- **To-do list**:
• 1. In the biographical passage on Rosensaft, who appointed him to a third term on the US Holocaust Memorial Council?
• 2. Extend the biographical passage on Rosensaft, picking up right after its last sentence.

Selected passage start

From September 2000 until December 2003, Rosensaft was a partner in the New York office of a national law firm, representing, among other clients, the audit committee and independent directors of a New York Stock Exchange listed company in connection with an internal investigation of accounting irregularities, a related proceeding brought by the Securities and Exchange Commission, and class action litigation. In January 2004 he joined a financial services firm in New York City as special counsel, becoming its general counsel in May 2005. He played a key role in guiding the firm through a period of intense regulatory and governmental scrutiny and implementing good governance practices.

Rosensaft was appointed to the United States Holocaust Memorial Council by President Bill Clinton in 1994, and reappointed to a second five-year term in 1999, chairing its Content Committee from 1994 to 2000, its Collections and Acquisitions Committee from 1996 to 2000, and its Committee on Governance from 2000 to 2002. He was a member of the council's executive committee from 1996 until 2003. He is the editor of Life Reborn, Jewish Displaced Persons 1945-1951, published by the United States Holocaust Memorial Museum in 2001. In September 2010, President Barack Obama appointed Rosensaft to a third term on the US Holocaust Memorial Council, and reappointed him to a fourth term in January 2017.

Rosensaft has been a trustee of the Park Avenue Synagogue since 1994, and he was elected president of the synagogue in 2003. He is chairman of the editorial board of the Holocaust Survivors' Memoirs Project, a joint publishing endeavor with Yad Vashem (the Holocaust Martyrs' and Heroes' Remembrance Authority in Israel), Vice President of the American Gathering of Jewish Holocaust Survivors and their Descendants, and a member of the editorial advisory board of Moment magazine. He is a former chairman of the executive committee of the American Section of the World Jewish Congress. He was one of 45 prominent American Jews who discussed the significance of fatherhood within the context of their Jewish identity in the 2004 book, Jewish Fathers: A Legacy of Love. He received the 2003 Elie Wiesel Holocaust Remembrance Award of Israel Bonds, and was awarded the 2006 Simon Rockower Award for Excellence in Feature Writing of the American Jewish Press Association for his foreword to "Great Love Stories of the Holocaust", published in the June 2005 issue of Moment. In November 2011, he received the Distinguished Humanitarian Award from the Jewish Faculty & Staff Association of New York City College of Technology. In May 2015, he was awarded the Dr. Bernard Heller Prize by the Hebrew Union College – Jewish Institute of Religion in recognition of his decades of work on behalf of the Jewish community. He has published articles in The New York Times, The Washington Post, Newsweek, the Los Angeles Times, the International Herald Tribune, the New York Post, the New York Daily News, Tablet, Jewish Telegraphic Agency (JTA), Moment, the New York Law Journal, The National Law Journal, the New York Jewish Week, The Forward, The Jerusalem Post, Haaretz, and other publications.

Selected passage end
Records provided start

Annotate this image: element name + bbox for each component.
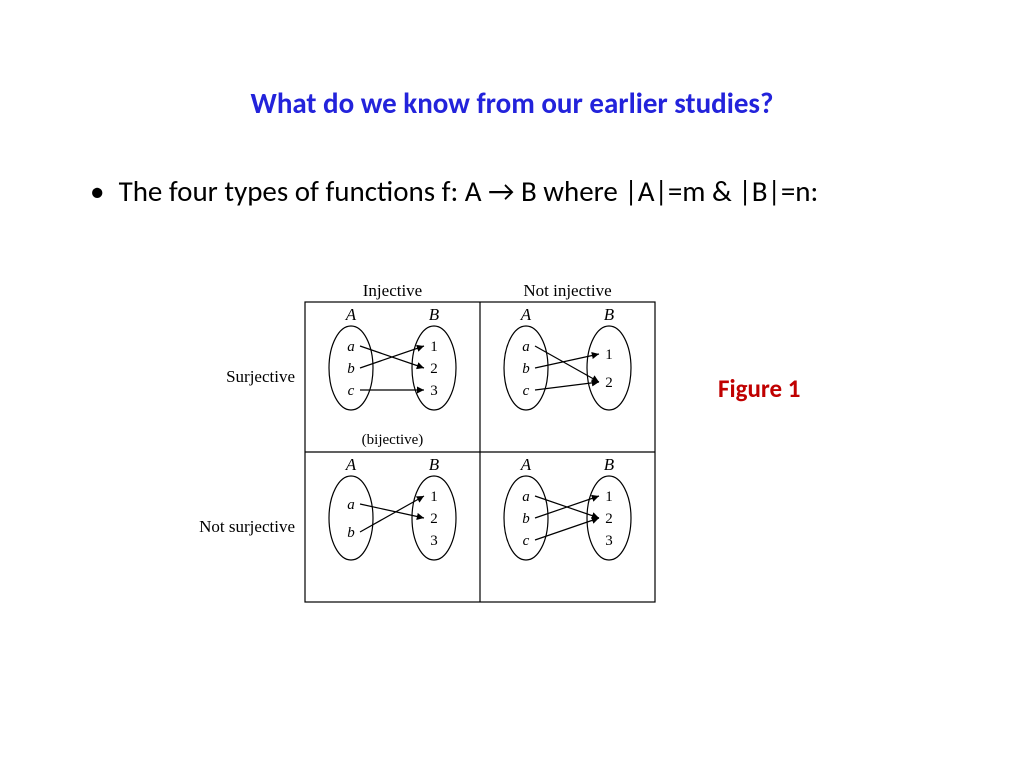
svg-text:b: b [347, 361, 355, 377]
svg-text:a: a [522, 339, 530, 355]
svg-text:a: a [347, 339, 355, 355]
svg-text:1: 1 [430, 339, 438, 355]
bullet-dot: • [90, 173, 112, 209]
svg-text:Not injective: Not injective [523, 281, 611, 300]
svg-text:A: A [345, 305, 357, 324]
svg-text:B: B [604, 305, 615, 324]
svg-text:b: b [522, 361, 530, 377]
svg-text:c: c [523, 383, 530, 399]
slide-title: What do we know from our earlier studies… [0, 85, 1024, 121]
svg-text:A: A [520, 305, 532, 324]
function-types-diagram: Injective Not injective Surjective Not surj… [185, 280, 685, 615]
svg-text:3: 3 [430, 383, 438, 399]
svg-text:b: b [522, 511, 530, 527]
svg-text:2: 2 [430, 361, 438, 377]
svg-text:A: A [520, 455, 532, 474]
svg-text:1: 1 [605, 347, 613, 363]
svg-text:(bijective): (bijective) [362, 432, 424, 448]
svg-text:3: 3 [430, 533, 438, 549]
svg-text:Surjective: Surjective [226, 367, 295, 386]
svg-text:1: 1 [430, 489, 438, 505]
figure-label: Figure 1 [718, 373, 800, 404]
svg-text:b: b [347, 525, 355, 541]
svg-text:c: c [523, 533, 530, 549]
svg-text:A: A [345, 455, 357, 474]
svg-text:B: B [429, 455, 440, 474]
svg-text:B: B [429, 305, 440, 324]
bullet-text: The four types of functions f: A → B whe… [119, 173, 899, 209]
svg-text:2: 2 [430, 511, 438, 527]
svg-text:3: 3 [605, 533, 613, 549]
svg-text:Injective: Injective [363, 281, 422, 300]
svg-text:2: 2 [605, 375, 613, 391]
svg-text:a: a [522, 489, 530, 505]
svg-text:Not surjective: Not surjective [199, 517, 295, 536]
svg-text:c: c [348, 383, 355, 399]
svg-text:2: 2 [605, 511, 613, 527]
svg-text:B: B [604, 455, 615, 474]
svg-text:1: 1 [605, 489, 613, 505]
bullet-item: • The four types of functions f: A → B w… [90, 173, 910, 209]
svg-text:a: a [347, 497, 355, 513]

Records provided end

- **The results**:
• 1. President Barack Obama.

• 2.
Rosensaft is married to Jean Bloch Rosensaft, also the daughter of Holocaust survivors, who is Senior National Director for Public Affairs and Institutional Planning at Hebrew Union College-Jewish Institute of Religion and director of its New York museum. He is the co-author, with their daughter, Joana D. Rosensaft, of "The Early History of German-Jewish Reparations," published in the Fordham International Law Journal.

In September 1981, he was one of the founders of the International Network of Children of Jewish Holocaust Survivors and was elected the organization's first chairman. Since June 1984, he has had the title of founding chairman. Under his leadership, the International Network organized major conferences of children of survivors in New York in 1984 and Los Angeles in 1987, and in 1982, it held the first citywide rally in New York City on behalf of Ethiopian Jewry. Rosensaft also participated in the planning of and programming for the World Gathering of Jewish Holocaust Survivors in Jerusalem in June 1981, and the mass gatherings of thousands of Holocaust survivors in Washington, D.C. (1983), Philadelphia (1985), and New York (1986).

Philosophy of Holocaust Remembrance
Rosensaft's philosophy of Holocaust remembrance is greatly influenced by what he has described as Elie Wiesel's "commitment to human rights, his readiness to apply the lessons of the Holocaust to contemporary issues while at all times emphasizing its Jewish particularity." Thus, his focus has been on social and political action rather than psychological introspection. In his opening address at the first international conference of children of Holocaust survivors in New York in May 1984, he commented that human rights abuses alongside the persistence of anti-Semitism "serve to remind us that Jews are never the only victims of the world's evil and venality." Pointing out that "we are even confronted by the terrifying phenomenon of Jewish would-be terrorists on the West Bank who strive to implement the racist philosophy expounded by fanatics such as Meir Kahane," the American-born member of the Israeli parliament who promoted a virulently anti-Arab policies, he concluded that "it is not enough for us only to commemorate the past. Rather we must be sensitive to all forms of human suffering, and we must take our place at the forefront of the struggle against racial hatred and oppression of any kind."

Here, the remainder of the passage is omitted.